DATA EXCERPTS »
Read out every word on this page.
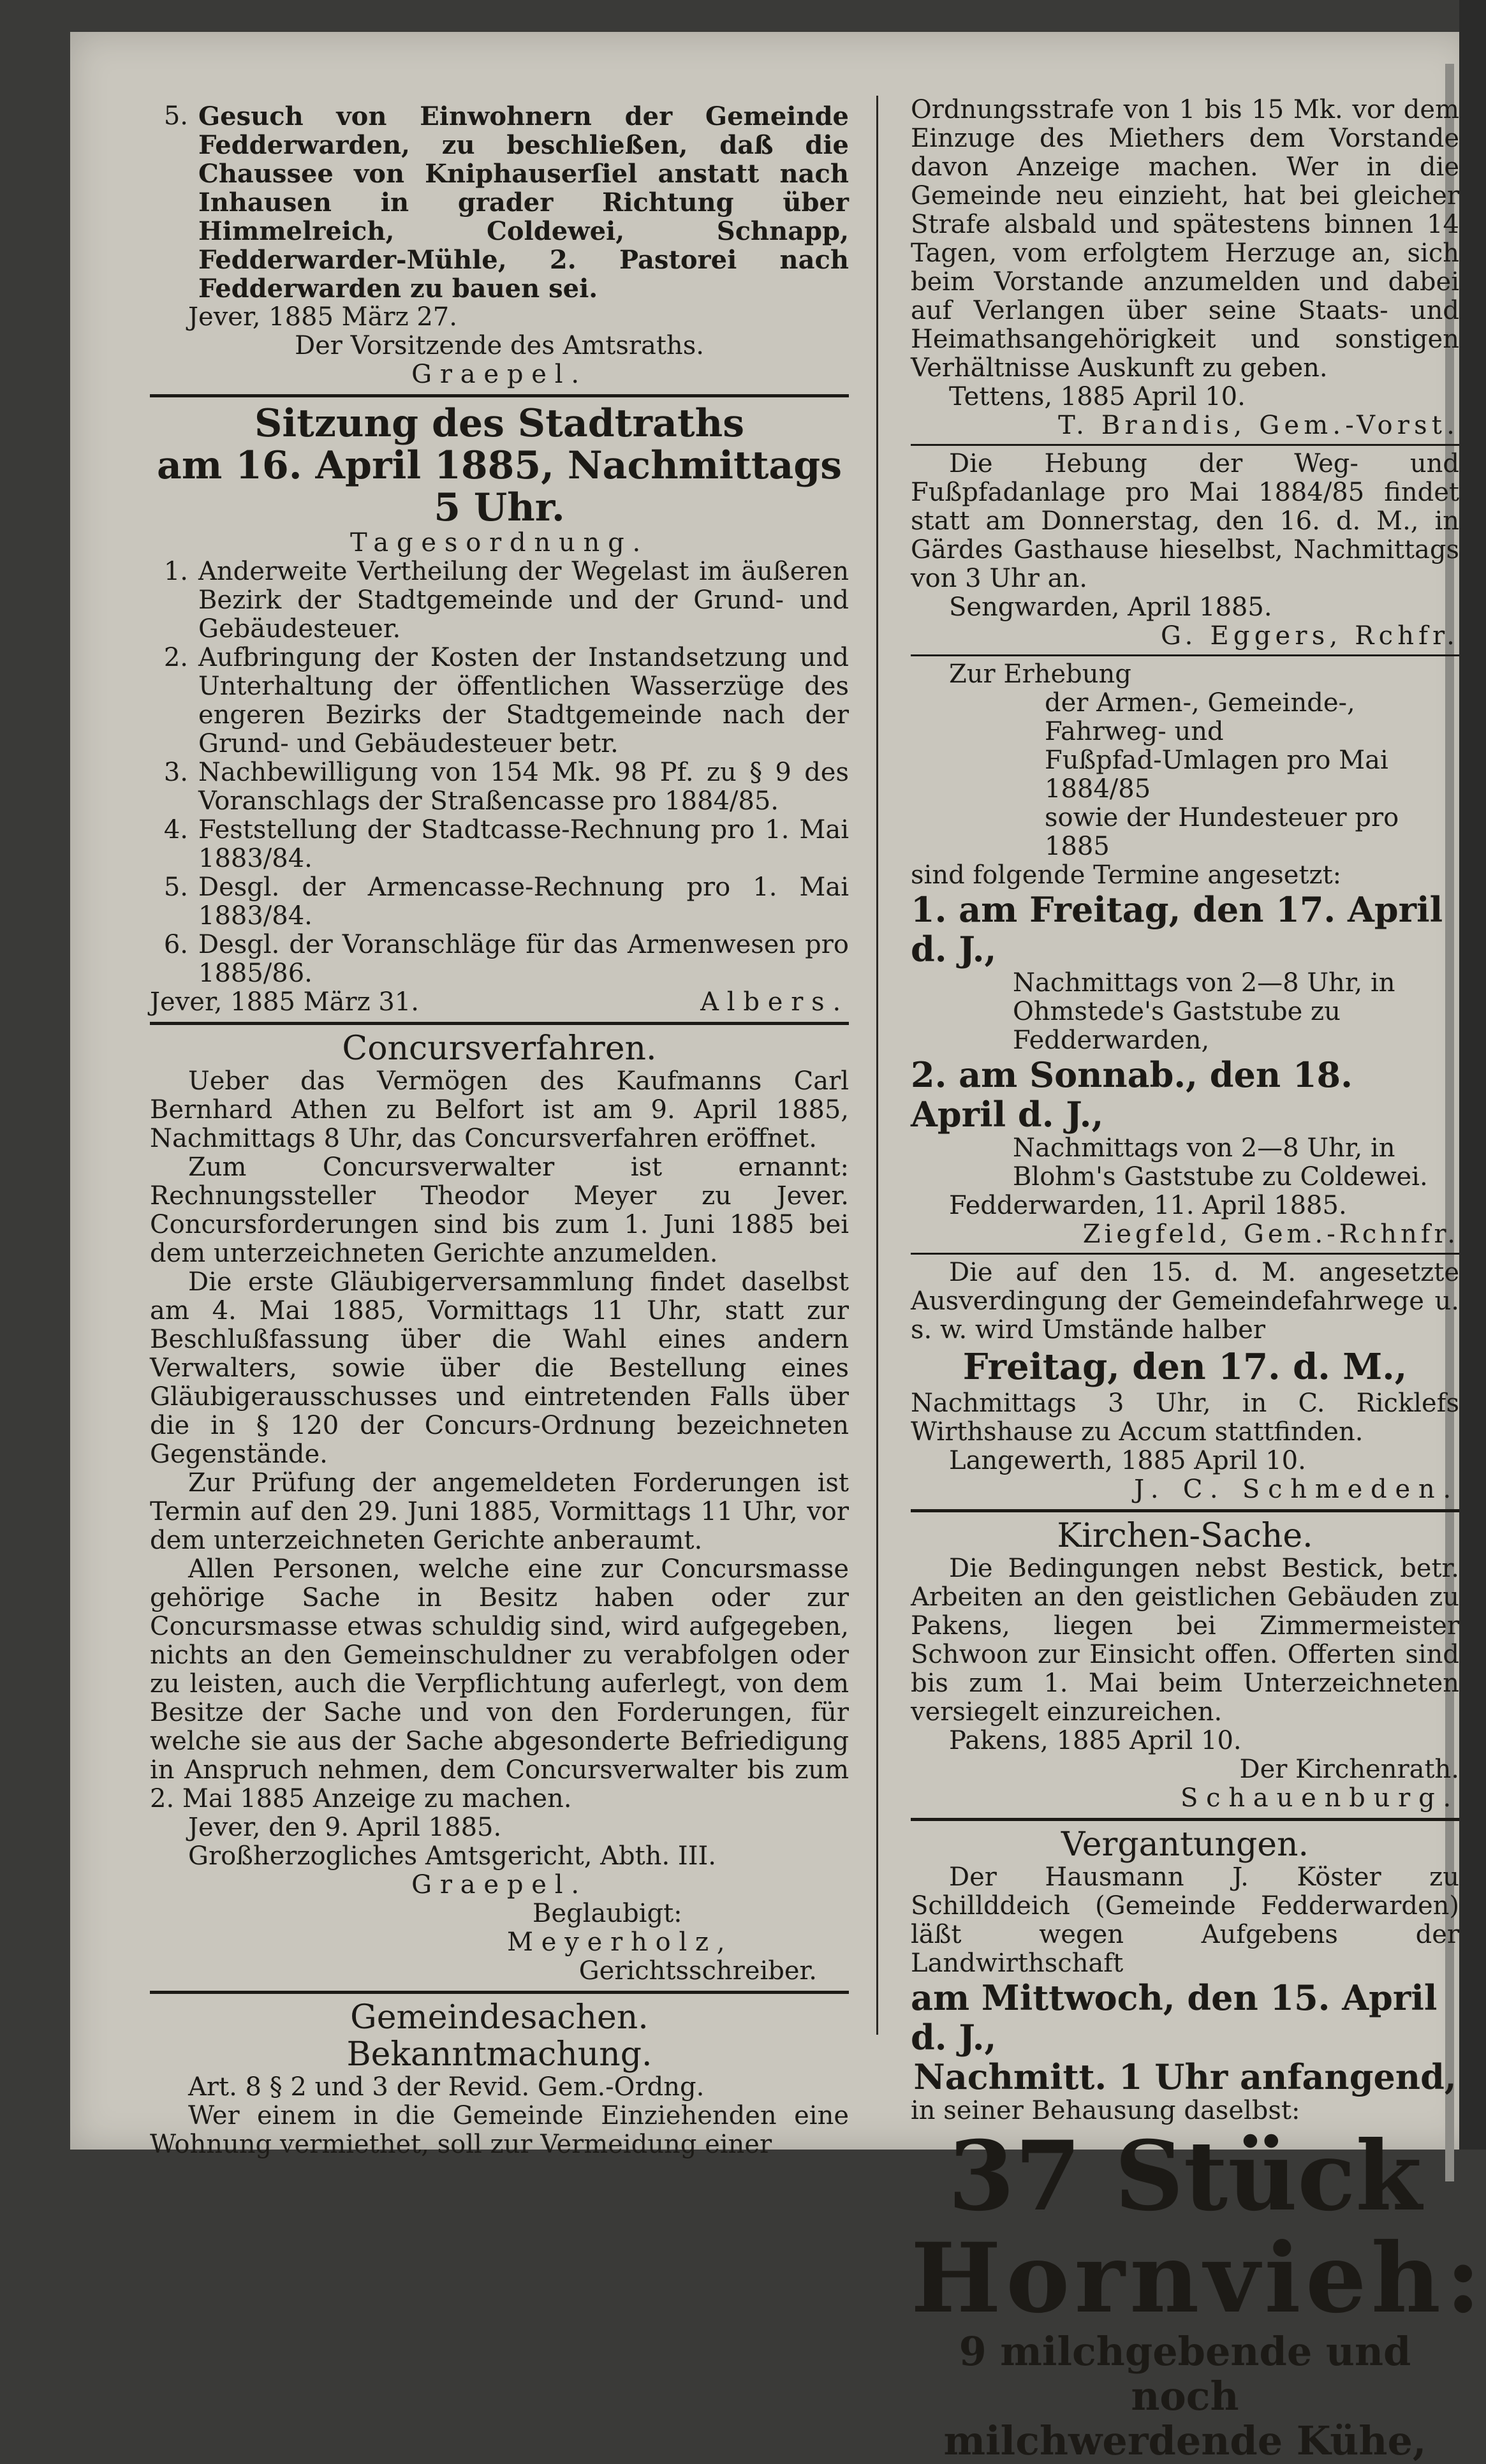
5. Gesuch von Einwohnern der Gemeinde Fedderwarden, zu beschließen, daß die Chaussee von Kniphauserſiel anstatt nach Inhausen in grader Richtung über Himmelreich, Coldewei, Schnapp, Fedderwarder-Mühle, 2. Pastorei nach Fedderwarden zu bauen sei.

Jever, 1885 März 27.

Der Vorsitzende des Amtsraths.

Graepel.

Sitzung des Stadtraths
am 16. April 1885, Nachmittags 5 Uhr.

Tagesordnung.

1. Anderweite Vertheilung der Wegelast im äußeren Bezirk der Stadtgemeinde und der Grund- und Gebäudesteuer.
2. Aufbringung der Kosten der Instandsetzung und Unterhaltung der öffentlichen Wasserzüge des engeren Bezirks der Stadtgemeinde nach der Grund- und Gebäudesteuer betr.
3. Nachbewilligung von 154 Mk. 98 Pf. zu § 9 des Voranschlags der Straßencasse pro 1884/85.
4. Feststellung der Stadtcasse-Rechnung pro 1. Mai 1883/84.
5. Desgl. der Armencasse-Rechnung pro 1. Mai 1883/84.
6. Desgl. der Voranschläge für das Armenwesen pro 1885/86.
Jever, 1885 März 31.	Albers.
Concursverfahren.

Ueber das Vermögen des Kaufmanns Carl Bernhard Athen zu Belfort ist am 9. April 1885, Nachmittags 8 Uhr, das Concursverfahren eröffnet.

Zum Concursverwalter ist ernannt: Rechnungssteller Theodor Meyer zu Jever. Concursforderungen sind bis zum 1. Juni 1885 bei dem unterzeichneten Gerichte anzumelden.

Die erste Gläubigerversammlung findet daselbst am 4. Mai 1885, Vormittags 11 Uhr, statt zur Beschlußfassung über die Wahl eines andern Verwalters, sowie über die Bestellung eines Gläubigerausschusses und eintretenden Falls über die in § 120 der Concurs-Ordnung bezeichneten Gegenstände.

Zur Prüfung der angemeldeten Forderungen ist Termin auf den 29. Juni 1885, Vormittags 11 Uhr, vor dem unterzeichneten Gerichte anberaumt.

Allen Personen, welche eine zur Concursmasse gehörige Sache in Besitz haben oder zur Concursmasse etwas schuldig sind, wird aufgegeben, nichts an den Gemeinschuldner zu verabfolgen oder zu leisten, auch die Verpflichtung auferlegt, von dem Besitze der Sache und von den Forderungen, für welche sie aus der Sache abgesonderte Befriedigung in Anspruch nehmen, dem Concursverwalter bis zum 2. Mai 1885 Anzeige zu machen.

Jever, den 9. April 1885.

Großherzogliches Amtsgericht, Abth. III.

Graepel.

Beglaubigt:

Meyerholz,

Gerichtsschreiber.

Gemeindesachen.
Bekanntmachung.

Art. 8 § 2 und 3 der Revid. Gem.-Ordng.

Wer einem in die Gemeinde Einziehenden eine Wohnung vermiethet, soll zur Vermeidung einer

Ordnungsstrafe von 1 bis 15 Mk. vor dem Einzuge des Miethers dem Vorstande davon Anzeige machen. Wer in die Gemeinde neu einzieht, hat bei gleicher Strafe alsbald und spätestens binnen 14 Tagen, vom erfolgtem Herzuge an, sich beim Vorstande anzumelden und dabei auf Verlangen über seine Staats- und Heimathsangehörigkeit und sonstigen Verhältnisse Auskunft zu geben.

Tettens, 1885 April 10.

T. Brandis, Gem.-Vorst.

Die Hebung der Weg- und Fußpfadanlage pro Mai 1884/85 findet statt am Donnerstag, den 16. d. M., in Gärdes Gasthause hieselbst, Nachmittags von 3 Uhr an.

Sengwarden, April 1885.

G. Eggers, Rchfr.

Zur Erhebung

der Armen-, Gemeinde-, Fahrweg- und

Fußpfad-Umlagen pro Mai 1884/85

sowie der Hundesteuer pro 1885

sind folgende Termine angesetzt:

1. am Freitag, den 17. April d. J.,

Nachmittags von 2—8 Uhr, in Ohmstede's Gaststube zu Fedderwarden,

2. am Sonnab., den 18. April d. J.,

Nachmittags von 2—8 Uhr, in Blohm's Gaststube zu Coldewei.

Fedderwarden, 11. April 1885.

Ziegfeld, Gem.-Rchnfr.

Die auf den 15. d. M. angesetzte Ausverdingung der Gemeindefahrwege u. s. w. wird Umstände halber

Freitag, den 17. d. M.,

Nachmittags 3 Uhr, in C. Ricklefs Wirthshause zu Accum stattfinden.

Langewerth, 1885 April 10.

J. C. Schmeden.

Kirchen-Sache.

Die Bedingungen nebst Bestick, betr. Arbeiten an den geistlichen Gebäuden zu Pakens, liegen bei Zimmermeister Schwoon zur Einsicht offen. Offerten sind bis zum 1. Mai beim Unterzeichneten versiegelt einzureichen.

Pakens, 1885 April 10.

Der Kirchenrath.

Schauenburg.

Vergantungen.

Der Hausmann J. Köster zu Schillddeich (Gemeinde Fedderwarden) läßt wegen Aufgebens der Landwirthschaft

am Mittwoch, den 15. April d. J.,

Nachmitt. 1 Uhr anfangend,

in seiner Behausung daselbst:

37 Stück
Hornvieh:

9 milchgebende und noch

milchwerdende Kühe,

GIVEN TASK »
Pick out every line of the listing containing the word "Coldewei", and show those lines.

ANSWER TO THE TASK »
5. Gesuch von Einwohnern der Gemeinde Fedderwarden, zu beschließen, daß die Chaussee von Kniphauserſiel anstatt nach Inhausen in grader Richtung über Himmelreich, Coldewei, Schnapp, Fedderwarder-Mühle, 2. Pastorei nach Fedderwarden zu bauen sei.
Nachmittags von 2—8 Uhr, in Blohm's Gaststube zu Coldewei.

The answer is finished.